— BEGIN MATERIAL SUPPLIED —

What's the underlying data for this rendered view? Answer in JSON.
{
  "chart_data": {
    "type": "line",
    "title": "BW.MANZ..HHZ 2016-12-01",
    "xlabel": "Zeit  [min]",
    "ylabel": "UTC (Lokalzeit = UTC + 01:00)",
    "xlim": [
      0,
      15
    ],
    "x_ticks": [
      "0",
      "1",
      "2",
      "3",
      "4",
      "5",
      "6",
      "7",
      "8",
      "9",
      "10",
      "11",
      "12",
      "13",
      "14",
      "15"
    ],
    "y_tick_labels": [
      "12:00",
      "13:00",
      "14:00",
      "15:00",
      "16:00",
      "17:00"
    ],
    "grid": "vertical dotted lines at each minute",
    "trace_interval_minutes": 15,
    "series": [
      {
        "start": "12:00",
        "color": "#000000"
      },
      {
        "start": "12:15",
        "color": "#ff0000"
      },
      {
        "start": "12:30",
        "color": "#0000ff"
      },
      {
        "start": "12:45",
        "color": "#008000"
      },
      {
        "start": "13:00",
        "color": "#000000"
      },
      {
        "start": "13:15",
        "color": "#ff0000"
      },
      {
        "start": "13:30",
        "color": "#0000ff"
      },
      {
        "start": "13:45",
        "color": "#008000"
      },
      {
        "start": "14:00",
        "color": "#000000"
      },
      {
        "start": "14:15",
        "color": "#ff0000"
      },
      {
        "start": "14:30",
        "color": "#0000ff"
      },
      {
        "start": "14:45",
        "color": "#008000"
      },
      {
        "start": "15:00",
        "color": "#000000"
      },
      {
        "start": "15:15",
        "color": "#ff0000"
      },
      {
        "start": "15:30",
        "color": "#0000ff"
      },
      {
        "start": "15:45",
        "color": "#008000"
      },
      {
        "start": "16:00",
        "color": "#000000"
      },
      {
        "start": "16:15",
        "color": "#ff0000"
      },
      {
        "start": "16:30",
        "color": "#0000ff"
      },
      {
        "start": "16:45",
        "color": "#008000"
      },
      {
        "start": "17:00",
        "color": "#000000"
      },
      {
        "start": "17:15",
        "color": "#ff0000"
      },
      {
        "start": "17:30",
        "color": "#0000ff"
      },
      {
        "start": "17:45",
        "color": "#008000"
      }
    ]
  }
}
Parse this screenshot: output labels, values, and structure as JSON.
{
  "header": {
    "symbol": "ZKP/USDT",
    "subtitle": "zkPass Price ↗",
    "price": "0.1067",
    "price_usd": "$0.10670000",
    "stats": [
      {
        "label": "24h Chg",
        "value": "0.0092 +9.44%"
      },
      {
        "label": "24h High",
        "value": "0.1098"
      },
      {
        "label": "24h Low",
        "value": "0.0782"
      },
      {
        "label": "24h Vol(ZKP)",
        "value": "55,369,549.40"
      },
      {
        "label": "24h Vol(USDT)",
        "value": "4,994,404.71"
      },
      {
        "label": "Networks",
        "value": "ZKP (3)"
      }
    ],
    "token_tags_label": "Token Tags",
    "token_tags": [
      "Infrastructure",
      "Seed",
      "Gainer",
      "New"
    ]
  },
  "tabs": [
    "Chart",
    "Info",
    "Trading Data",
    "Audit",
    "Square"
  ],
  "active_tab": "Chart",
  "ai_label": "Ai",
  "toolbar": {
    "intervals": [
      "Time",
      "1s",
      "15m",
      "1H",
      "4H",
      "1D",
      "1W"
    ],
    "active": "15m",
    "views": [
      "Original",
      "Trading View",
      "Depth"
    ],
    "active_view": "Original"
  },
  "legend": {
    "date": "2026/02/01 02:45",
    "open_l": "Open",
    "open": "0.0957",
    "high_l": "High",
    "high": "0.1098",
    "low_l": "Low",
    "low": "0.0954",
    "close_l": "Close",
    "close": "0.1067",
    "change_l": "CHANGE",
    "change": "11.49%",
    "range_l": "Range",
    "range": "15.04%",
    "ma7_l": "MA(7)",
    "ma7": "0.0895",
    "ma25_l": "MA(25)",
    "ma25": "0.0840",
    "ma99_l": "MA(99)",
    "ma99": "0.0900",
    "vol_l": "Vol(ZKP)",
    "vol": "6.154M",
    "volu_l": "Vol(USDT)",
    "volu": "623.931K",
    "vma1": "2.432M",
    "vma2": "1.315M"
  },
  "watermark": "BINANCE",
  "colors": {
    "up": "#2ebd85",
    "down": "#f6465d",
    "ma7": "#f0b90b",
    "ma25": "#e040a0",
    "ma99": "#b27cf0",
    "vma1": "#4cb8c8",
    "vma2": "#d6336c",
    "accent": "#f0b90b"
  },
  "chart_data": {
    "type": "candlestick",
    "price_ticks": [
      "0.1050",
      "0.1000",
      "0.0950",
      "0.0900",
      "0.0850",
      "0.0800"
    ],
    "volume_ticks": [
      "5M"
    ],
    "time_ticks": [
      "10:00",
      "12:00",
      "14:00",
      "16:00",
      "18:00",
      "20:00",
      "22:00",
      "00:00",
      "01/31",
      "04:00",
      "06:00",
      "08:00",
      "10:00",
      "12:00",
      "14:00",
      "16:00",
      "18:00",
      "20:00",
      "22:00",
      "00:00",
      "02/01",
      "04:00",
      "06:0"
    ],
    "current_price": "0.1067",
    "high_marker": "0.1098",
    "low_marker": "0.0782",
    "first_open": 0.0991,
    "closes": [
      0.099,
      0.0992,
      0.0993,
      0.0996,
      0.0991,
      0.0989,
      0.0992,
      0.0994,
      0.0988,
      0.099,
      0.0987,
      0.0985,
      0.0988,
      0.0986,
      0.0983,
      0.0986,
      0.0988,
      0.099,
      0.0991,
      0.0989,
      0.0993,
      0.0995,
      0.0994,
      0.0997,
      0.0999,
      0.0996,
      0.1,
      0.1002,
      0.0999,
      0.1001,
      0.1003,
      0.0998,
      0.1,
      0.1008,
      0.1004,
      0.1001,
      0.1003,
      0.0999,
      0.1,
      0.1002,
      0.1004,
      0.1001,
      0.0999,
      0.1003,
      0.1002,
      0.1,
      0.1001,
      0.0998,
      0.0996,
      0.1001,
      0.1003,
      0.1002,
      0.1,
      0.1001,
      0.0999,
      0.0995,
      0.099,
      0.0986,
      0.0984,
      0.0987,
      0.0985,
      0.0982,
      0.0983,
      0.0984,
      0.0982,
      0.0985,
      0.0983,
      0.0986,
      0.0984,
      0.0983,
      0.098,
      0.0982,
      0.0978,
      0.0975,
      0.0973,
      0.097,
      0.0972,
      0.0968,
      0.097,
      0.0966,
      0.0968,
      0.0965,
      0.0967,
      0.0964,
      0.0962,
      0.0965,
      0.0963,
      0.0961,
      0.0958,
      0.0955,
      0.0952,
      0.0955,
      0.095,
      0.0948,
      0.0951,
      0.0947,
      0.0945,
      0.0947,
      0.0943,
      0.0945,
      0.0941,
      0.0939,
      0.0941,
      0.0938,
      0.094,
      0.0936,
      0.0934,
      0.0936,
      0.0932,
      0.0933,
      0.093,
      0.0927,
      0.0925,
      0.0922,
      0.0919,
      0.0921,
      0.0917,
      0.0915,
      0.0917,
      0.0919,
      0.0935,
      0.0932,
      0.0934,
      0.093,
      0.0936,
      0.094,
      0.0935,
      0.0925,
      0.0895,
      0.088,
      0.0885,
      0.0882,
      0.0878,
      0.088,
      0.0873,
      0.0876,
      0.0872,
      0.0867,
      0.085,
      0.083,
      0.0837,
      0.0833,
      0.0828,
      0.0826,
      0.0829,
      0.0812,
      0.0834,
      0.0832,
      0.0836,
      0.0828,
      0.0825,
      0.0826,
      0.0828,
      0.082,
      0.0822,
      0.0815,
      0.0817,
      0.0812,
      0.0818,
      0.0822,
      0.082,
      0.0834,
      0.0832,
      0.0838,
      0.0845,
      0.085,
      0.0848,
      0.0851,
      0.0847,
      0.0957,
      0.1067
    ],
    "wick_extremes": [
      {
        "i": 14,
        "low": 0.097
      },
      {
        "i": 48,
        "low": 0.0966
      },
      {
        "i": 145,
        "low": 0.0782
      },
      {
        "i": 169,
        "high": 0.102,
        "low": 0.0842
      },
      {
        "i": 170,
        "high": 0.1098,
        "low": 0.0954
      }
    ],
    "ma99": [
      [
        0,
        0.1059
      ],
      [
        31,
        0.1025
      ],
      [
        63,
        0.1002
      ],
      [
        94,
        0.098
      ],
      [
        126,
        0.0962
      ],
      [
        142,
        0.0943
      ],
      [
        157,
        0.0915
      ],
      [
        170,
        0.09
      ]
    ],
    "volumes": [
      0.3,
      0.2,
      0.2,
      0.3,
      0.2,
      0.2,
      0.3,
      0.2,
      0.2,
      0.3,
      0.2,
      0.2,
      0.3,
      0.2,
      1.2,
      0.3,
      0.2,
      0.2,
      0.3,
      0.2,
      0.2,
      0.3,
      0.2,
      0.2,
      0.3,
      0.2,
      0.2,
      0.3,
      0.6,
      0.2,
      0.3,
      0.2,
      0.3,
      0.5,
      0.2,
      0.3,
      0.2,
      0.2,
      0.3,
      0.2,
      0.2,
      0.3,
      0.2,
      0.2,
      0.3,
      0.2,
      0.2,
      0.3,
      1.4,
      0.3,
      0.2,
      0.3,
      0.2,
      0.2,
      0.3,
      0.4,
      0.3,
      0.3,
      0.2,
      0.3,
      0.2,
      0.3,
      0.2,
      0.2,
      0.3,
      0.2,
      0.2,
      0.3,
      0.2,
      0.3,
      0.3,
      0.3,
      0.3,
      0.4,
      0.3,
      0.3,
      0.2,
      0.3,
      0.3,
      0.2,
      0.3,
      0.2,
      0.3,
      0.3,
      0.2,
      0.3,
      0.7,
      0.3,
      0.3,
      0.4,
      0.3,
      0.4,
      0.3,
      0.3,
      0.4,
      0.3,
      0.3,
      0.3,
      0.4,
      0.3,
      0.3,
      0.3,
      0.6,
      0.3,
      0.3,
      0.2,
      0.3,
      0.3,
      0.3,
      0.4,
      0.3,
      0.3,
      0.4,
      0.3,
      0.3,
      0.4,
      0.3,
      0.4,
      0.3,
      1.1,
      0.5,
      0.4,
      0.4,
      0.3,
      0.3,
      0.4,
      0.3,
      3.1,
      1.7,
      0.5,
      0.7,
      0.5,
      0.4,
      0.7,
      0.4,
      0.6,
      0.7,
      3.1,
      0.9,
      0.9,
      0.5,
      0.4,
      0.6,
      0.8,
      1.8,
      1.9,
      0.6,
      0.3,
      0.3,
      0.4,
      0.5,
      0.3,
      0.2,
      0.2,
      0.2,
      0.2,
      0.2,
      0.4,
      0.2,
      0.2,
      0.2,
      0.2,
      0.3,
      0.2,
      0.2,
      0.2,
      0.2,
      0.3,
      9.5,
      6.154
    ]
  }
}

— END MATERIAL SUPPLIED —

AIM:
For the string "USDT", count the lines of the entries above that include it; answer with the number only.

FINAL RESULT:
3